■ **Work required**
Go through the lines below and copy each one that holds the string "WELDING".

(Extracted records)

──────

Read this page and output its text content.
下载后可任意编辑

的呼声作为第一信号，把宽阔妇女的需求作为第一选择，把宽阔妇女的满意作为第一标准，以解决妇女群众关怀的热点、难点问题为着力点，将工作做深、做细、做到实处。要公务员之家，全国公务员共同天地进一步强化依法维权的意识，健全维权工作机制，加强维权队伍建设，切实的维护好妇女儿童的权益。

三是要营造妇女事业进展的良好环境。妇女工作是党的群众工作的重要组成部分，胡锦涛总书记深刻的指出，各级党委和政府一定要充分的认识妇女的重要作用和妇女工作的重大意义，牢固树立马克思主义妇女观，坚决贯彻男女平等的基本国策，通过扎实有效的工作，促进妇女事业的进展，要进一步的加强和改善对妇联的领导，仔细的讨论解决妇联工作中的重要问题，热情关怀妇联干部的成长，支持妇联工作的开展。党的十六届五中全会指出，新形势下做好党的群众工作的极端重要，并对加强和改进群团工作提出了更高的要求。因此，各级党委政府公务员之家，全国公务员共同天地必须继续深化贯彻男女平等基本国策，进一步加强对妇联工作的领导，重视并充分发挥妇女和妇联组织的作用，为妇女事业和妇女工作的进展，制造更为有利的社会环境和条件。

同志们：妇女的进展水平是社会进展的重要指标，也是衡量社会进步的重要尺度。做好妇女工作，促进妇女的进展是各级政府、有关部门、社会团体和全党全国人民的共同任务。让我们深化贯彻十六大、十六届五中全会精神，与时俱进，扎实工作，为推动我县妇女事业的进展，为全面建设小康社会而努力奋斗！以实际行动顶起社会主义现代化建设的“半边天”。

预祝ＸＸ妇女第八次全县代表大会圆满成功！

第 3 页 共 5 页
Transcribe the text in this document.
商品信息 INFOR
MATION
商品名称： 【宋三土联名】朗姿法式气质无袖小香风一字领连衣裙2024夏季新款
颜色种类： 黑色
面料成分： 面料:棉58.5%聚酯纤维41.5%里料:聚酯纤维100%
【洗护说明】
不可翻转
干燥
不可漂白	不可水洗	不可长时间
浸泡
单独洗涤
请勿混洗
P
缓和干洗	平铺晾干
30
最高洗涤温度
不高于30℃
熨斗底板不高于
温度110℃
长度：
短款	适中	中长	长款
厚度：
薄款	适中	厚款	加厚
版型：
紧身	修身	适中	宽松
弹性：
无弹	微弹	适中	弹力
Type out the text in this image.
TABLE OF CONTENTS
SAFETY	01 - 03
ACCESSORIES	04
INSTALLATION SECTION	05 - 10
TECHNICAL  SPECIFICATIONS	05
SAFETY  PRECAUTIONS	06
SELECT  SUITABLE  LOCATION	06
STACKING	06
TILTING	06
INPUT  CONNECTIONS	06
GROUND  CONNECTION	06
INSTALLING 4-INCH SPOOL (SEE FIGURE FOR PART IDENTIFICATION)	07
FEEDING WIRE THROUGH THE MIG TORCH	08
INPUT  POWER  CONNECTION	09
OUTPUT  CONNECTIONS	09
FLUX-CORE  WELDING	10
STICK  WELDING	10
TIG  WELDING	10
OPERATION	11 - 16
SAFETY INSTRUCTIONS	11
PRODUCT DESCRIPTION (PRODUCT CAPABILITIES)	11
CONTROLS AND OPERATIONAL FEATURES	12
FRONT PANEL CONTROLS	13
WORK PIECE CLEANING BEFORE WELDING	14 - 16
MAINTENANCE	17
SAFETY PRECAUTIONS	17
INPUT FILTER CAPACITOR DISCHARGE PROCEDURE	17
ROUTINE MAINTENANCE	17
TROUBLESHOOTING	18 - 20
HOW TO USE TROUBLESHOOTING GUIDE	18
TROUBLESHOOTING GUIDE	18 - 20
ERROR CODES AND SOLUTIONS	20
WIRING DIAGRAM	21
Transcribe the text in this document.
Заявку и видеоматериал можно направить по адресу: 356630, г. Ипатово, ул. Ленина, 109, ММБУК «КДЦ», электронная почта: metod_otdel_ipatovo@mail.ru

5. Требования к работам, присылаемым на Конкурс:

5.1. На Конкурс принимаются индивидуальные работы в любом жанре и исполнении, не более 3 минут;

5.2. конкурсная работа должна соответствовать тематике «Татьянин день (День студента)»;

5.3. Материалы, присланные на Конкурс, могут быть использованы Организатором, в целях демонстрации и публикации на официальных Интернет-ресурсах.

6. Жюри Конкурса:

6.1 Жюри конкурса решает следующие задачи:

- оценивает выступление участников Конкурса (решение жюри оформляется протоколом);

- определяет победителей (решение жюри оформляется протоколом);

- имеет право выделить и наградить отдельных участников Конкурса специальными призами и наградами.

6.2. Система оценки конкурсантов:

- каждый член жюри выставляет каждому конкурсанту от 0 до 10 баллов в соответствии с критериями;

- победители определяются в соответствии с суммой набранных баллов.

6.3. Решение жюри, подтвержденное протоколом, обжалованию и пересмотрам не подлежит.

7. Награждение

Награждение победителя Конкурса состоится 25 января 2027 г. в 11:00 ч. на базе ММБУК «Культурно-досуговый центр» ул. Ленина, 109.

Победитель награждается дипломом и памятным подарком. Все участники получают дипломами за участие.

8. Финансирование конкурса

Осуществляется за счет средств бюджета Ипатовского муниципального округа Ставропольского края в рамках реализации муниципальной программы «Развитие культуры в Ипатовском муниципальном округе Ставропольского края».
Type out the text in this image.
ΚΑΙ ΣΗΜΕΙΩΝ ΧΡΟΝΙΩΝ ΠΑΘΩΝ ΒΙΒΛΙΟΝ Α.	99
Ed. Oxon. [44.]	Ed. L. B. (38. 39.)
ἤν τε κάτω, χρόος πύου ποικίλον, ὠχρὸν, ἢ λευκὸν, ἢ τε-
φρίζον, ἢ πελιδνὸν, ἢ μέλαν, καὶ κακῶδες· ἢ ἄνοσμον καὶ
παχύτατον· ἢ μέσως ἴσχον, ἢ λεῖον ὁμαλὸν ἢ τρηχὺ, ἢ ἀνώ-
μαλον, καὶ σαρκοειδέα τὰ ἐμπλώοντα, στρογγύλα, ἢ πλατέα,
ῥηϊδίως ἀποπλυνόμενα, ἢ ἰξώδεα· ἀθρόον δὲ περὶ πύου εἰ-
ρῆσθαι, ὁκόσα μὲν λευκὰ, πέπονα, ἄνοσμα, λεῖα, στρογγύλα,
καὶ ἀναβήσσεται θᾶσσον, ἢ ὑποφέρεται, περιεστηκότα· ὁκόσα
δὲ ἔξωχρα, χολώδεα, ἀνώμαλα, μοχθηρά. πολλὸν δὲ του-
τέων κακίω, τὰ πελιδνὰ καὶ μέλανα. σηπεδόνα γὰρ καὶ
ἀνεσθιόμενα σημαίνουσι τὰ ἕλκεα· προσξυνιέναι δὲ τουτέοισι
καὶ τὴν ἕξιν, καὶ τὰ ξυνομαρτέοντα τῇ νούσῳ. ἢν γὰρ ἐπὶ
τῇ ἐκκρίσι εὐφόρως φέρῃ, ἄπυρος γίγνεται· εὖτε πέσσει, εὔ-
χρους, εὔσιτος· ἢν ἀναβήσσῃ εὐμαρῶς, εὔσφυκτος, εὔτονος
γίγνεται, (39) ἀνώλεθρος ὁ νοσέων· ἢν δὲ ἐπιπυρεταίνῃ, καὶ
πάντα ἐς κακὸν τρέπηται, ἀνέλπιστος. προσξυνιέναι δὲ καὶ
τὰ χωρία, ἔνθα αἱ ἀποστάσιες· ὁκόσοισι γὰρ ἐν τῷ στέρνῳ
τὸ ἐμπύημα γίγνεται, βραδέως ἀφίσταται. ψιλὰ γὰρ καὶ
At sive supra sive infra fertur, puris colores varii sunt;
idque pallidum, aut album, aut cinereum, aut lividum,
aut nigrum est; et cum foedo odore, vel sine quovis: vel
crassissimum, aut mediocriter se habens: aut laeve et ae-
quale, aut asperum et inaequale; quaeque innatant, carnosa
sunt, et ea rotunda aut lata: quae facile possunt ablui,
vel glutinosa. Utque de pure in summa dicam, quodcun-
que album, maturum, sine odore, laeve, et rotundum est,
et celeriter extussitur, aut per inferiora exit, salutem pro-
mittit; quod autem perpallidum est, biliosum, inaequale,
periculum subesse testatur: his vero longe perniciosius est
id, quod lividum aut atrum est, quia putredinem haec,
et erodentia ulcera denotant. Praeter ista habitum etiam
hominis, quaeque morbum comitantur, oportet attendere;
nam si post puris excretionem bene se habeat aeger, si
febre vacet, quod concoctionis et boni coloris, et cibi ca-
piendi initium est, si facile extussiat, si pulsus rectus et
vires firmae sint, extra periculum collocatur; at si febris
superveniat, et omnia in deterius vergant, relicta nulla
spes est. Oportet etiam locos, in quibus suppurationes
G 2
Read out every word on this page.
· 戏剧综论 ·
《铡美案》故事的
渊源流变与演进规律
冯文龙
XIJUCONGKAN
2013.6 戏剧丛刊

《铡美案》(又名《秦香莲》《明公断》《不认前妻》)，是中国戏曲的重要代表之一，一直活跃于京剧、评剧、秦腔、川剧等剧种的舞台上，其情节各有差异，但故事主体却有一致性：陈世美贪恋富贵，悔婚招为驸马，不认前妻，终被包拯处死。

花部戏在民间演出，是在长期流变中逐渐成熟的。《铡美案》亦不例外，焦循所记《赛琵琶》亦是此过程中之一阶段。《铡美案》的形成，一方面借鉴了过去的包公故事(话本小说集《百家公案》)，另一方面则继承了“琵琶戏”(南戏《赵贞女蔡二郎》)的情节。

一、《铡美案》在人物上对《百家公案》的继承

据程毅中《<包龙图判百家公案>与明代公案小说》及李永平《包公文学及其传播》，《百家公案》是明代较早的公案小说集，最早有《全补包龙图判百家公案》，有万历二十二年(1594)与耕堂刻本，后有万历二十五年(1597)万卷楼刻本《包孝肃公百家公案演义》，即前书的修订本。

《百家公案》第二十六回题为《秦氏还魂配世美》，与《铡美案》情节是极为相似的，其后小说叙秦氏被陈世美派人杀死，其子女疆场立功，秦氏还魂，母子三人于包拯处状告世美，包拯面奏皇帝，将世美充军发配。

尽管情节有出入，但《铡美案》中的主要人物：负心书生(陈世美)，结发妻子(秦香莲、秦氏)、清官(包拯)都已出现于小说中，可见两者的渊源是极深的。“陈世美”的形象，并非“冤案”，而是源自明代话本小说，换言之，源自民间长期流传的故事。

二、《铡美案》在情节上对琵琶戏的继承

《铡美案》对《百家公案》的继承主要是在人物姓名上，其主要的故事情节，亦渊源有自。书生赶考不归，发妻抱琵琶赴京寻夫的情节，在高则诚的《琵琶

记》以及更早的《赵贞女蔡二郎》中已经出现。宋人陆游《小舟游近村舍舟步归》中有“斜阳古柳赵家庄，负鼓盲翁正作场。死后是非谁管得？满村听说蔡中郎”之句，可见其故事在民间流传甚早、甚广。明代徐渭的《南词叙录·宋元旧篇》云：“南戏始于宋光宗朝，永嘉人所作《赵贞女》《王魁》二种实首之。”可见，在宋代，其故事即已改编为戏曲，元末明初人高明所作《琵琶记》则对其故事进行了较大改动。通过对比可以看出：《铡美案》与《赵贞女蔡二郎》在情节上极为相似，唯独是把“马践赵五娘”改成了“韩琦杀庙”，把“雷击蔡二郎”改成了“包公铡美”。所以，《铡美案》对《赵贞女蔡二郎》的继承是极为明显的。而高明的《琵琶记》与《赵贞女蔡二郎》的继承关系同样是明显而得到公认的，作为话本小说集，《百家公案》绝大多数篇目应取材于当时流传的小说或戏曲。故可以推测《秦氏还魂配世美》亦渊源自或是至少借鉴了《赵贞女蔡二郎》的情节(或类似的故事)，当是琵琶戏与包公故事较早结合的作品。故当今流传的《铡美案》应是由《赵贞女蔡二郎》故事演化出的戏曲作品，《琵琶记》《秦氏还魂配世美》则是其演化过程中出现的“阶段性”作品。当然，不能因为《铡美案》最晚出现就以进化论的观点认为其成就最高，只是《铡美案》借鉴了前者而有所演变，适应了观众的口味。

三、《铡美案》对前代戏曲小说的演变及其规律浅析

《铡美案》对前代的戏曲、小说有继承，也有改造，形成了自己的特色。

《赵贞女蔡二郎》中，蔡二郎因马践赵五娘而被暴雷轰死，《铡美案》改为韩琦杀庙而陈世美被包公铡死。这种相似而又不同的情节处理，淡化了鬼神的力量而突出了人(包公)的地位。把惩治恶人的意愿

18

──────

■ **Response to the exercise**
FLUX-CORE  WELDING	10
STICK  WELDING	10
TIG  WELDING	10
WORK PIECE CLEANING BEFORE WELDING	14 - 16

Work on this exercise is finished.